- _GIVEN EXERCISE_:
Please give the lines below again, swapping "x-tick-label" for "x-axis-tick" wherever it occurs and leaving everything else unchanged.

- _ENTRIES SHOWN_:
-----
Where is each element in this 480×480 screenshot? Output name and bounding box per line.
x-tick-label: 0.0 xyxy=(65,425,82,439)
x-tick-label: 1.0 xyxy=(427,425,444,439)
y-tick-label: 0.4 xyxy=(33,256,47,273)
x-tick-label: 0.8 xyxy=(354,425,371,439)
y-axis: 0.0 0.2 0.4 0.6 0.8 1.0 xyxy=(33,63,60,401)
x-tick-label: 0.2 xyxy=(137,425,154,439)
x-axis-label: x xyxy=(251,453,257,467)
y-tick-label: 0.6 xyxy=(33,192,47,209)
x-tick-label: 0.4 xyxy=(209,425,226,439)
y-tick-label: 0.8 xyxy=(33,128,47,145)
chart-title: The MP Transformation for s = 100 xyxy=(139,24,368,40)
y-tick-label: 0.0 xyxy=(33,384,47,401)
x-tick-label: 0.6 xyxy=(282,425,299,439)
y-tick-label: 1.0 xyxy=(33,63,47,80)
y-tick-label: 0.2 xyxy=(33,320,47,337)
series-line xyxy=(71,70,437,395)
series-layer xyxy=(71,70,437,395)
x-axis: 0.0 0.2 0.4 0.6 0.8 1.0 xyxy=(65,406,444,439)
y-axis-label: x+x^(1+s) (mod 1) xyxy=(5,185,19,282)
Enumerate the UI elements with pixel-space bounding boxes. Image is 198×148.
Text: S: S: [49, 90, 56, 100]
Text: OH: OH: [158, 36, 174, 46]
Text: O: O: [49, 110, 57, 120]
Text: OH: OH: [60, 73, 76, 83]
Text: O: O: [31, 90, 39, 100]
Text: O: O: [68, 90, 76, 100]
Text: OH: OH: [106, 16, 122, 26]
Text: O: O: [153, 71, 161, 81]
-----
- _THE COMPLETED TASK_:
Where is each element in this 480×480 screenshot? Output name and bounding box per line.
x-axis-tick: 0.0 xyxy=(65,425,82,439)
x-axis-tick: 1.0 xyxy=(427,425,444,439)
y-tick-label: 0.4 xyxy=(33,256,47,273)
x-axis-tick: 0.8 xyxy=(354,425,371,439)
y-axis: 0.0 0.2 0.4 0.6 0.8 1.0 xyxy=(33,63,60,401)
x-axis-tick: 0.2 xyxy=(137,425,154,439)
x-axis-label: x xyxy=(251,453,257,467)
y-tick-label: 0.6 xyxy=(33,192,47,209)
x-axis-tick: 0.4 xyxy=(209,425,226,439)
y-tick-label: 0.8 xyxy=(33,128,47,145)
chart-title: The MP Transformation for s = 100 xyxy=(139,24,368,40)
y-tick-label: 0.0 xyxy=(33,384,47,401)
x-axis-tick: 0.6 xyxy=(282,425,299,439)
y-tick-label: 1.0 xyxy=(33,63,47,80)
y-tick-label: 0.2 xyxy=(33,320,47,337)
series-line xyxy=(71,70,437,395)
series-layer xyxy=(71,70,437,395)
x-axis: 0.0 0.2 0.4 0.6 0.8 1.0 xyxy=(65,406,444,439)
y-axis-label: x+x^(1+s) (mod 1) xyxy=(5,185,19,282)
Enumerate the UI elements with pixel-space bounding boxes. Image is 198×148.
Text: S: S: [49, 90, 56, 100]
Text: OH: OH: [158, 36, 174, 46]
Text: O: O: [49, 110, 57, 120]
Text: OH: OH: [60, 73, 76, 83]
Text: O: O: [31, 90, 39, 100]
Text: O: O: [68, 90, 76, 100]
Text: OH: OH: [106, 16, 122, 26]
Text: O: O: [153, 71, 161, 81]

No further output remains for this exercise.